Repeat the entries that follow verbatim, without any of their pictures.

--- start of Data entries ---

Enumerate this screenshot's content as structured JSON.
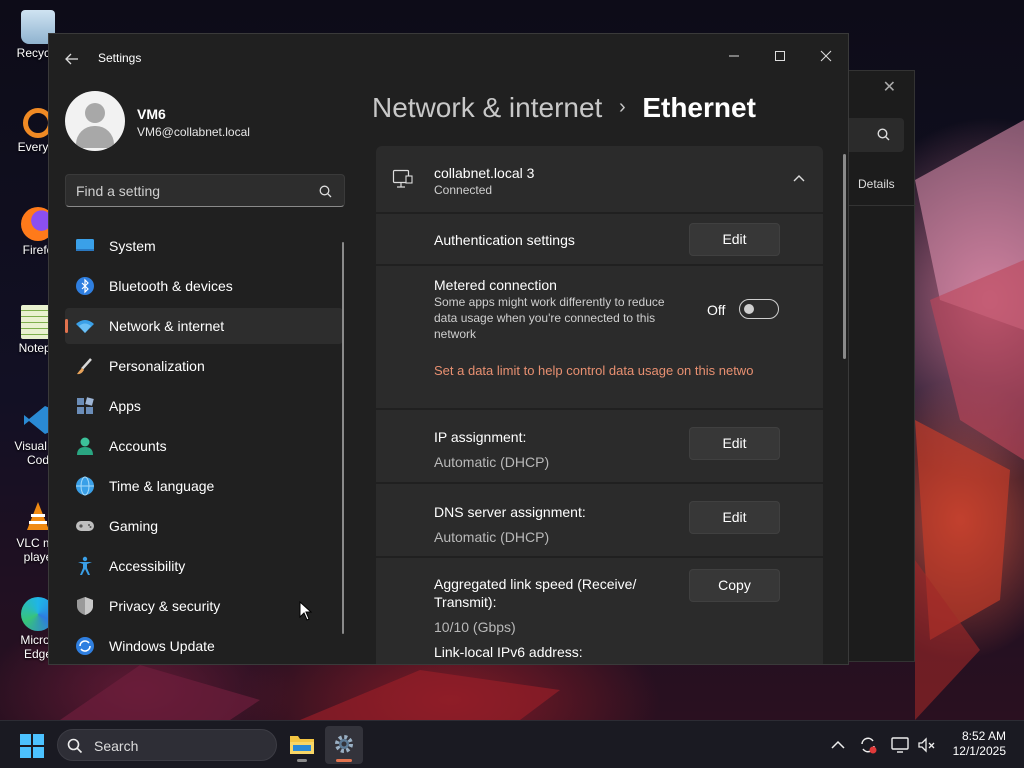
{
  "desktop": {
    "icons": [
      {
        "name": "recycle-bin",
        "label": "Recycle"
      },
      {
        "name": "everything",
        "label": "Everyth"
      },
      {
        "name": "firefox",
        "label": "Firefo"
      },
      {
        "name": "notepad",
        "label": "Notepa"
      },
      {
        "name": "visual-studio-code",
        "label": "Visual St\nCod"
      },
      {
        "name": "vlc",
        "label": "VLC me\nplaye"
      },
      {
        "name": "edge",
        "label": "Micros\nEdge"
      }
    ]
  },
  "background_window": {
    "tab_label": "Details"
  },
  "settings": {
    "app_title": "Settings",
    "account": {
      "name": "VM6",
      "email": "VM6@collabnet.local"
    },
    "search": {
      "placeholder": "Find a setting"
    },
    "nav": [
      {
        "label": "System",
        "icon": "system-icon",
        "active": false
      },
      {
        "label": "Bluetooth & devices",
        "icon": "bluetooth-icon",
        "active": false
      },
      {
        "label": "Network & internet",
        "icon": "network-icon",
        "active": true
      },
      {
        "label": "Personalization",
        "icon": "brush-icon",
        "active": false
      },
      {
        "label": "Apps",
        "icon": "apps-icon",
        "active": false
      },
      {
        "label": "Accounts",
        "icon": "accounts-icon",
        "active": false
      },
      {
        "label": "Time & language",
        "icon": "globe-icon",
        "active": false
      },
      {
        "label": "Gaming",
        "icon": "gamepad-icon",
        "active": false
      },
      {
        "label": "Accessibility",
        "icon": "accessibility-icon",
        "active": false
      },
      {
        "label": "Privacy & security",
        "icon": "shield-icon",
        "active": false
      },
      {
        "label": "Windows Update",
        "icon": "update-icon",
        "active": false
      }
    ],
    "breadcrumb": {
      "parent": "Network & internet",
      "separator": "›",
      "current": "Ethernet"
    },
    "connection": {
      "name": "collabnet.local 3",
      "status": "Connected"
    },
    "auth": {
      "label": "Authentication settings",
      "button": "Edit"
    },
    "metered": {
      "label": "Metered connection",
      "description": "Some apps might work differently to reduce data usage when you're connected to this network",
      "toggle_state": "Off",
      "toggle_on": false,
      "link": "Set a data limit to help control data usage on this netwo"
    },
    "ip": {
      "label": "IP assignment:",
      "value": "Automatic (DHCP)",
      "button": "Edit"
    },
    "dns": {
      "label": "DNS server assignment:",
      "value": "Automatic (DHCP)",
      "button": "Edit"
    },
    "link_speed": {
      "label": "Aggregated link speed (Receive/ Transmit):",
      "value": "10/10 (Gbps)",
      "button": "Copy"
    },
    "ipv6": {
      "label": "Link-local IPv6 address:"
    }
  },
  "taskbar": {
    "search_label": "Search",
    "time": "8:52 AM",
    "date": "12/1/2025"
  },
  "colors": {
    "accent": "#e2734e",
    "link": "#e89071",
    "window_bg": "#202020",
    "card_bg": "#2b2b2b"
  }
}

--- end of Data entries ---

Answer:
Enumerate this screenshot's content as structured JSON.
{
  "desktop": {
    "icons": [
      {
        "name": "recycle-bin",
        "label": "Recycle"
      },
      {
        "name": "everything",
        "label": "Everyth"
      },
      {
        "name": "firefox",
        "label": "Firefo"
      },
      {
        "name": "notepad",
        "label": "Notepa"
      },
      {
        "name": "visual-studio-code",
        "label": "Visual St\nCod"
      },
      {
        "name": "vlc",
        "label": "VLC me\nplaye"
      },
      {
        "name": "edge",
        "label": "Micros\nEdge"
      }
    ]
  },
  "background_window": {
    "tab_label": "Details"
  },
  "settings": {
    "app_title": "Settings",
    "account": {
      "name": "VM6",
      "email": "VM6@collabnet.local"
    },
    "search": {
      "placeholder": "Find a setting"
    },
    "nav": [
      {
        "label": "System",
        "icon": "system-icon",
        "active": false
      },
      {
        "label": "Bluetooth & devices",
        "icon": "bluetooth-icon",
        "active": false
      },
      {
        "label": "Network & internet",
        "icon": "network-icon",
        "active": true
      },
      {
        "label": "Personalization",
        "icon": "brush-icon",
        "active": false
      },
      {
        "label": "Apps",
        "icon": "apps-icon",
        "active": false
      },
      {
        "label": "Accounts",
        "icon": "accounts-icon",
        "active": false
      },
      {
        "label": "Time & language",
        "icon": "globe-icon",
        "active": false
      },
      {
        "label": "Gaming",
        "icon": "gamepad-icon",
        "active": false
      },
      {
        "label": "Accessibility",
        "icon": "accessibility-icon",
        "active": false
      },
      {
        "label": "Privacy & security",
        "icon": "shield-icon",
        "active": false
      },
      {
        "label": "Windows Update",
        "icon": "update-icon",
        "active": false
      }
    ],
    "breadcrumb": {
      "parent": "Network & internet",
      "separator": "›",
      "current": "Ethernet"
    },
    "connection": {
      "name": "collabnet.local 3",
      "status": "Connected"
    },
    "auth": {
      "label": "Authentication settings",
      "button": "Edit"
    },
    "metered": {
      "label": "Metered connection",
      "description": "Some apps might work differently to reduce data usage when you're connected to this network",
      "toggle_state": "Off",
      "toggle_on": false,
      "link": "Set a data limit to help control data usage on this netwo"
    },
    "ip": {
      "label": "IP assignment:",
      "value": "Automatic (DHCP)",
      "button": "Edit"
    },
    "dns": {
      "label": "DNS server assignment:",
      "value": "Automatic (DHCP)",
      "button": "Edit"
    },
    "link_speed": {
      "label": "Aggregated link speed (Receive/ Transmit):",
      "value": "10/10 (Gbps)",
      "button": "Copy"
    },
    "ipv6": {
      "label": "Link-local IPv6 address:"
    }
  },
  "taskbar": {
    "search_label": "Search",
    "time": "8:52 AM",
    "date": "12/1/2025"
  },
  "colors": {
    "accent": "#e2734e",
    "link": "#e89071",
    "window_bg": "#202020",
    "card_bg": "#2b2b2b"
  }
}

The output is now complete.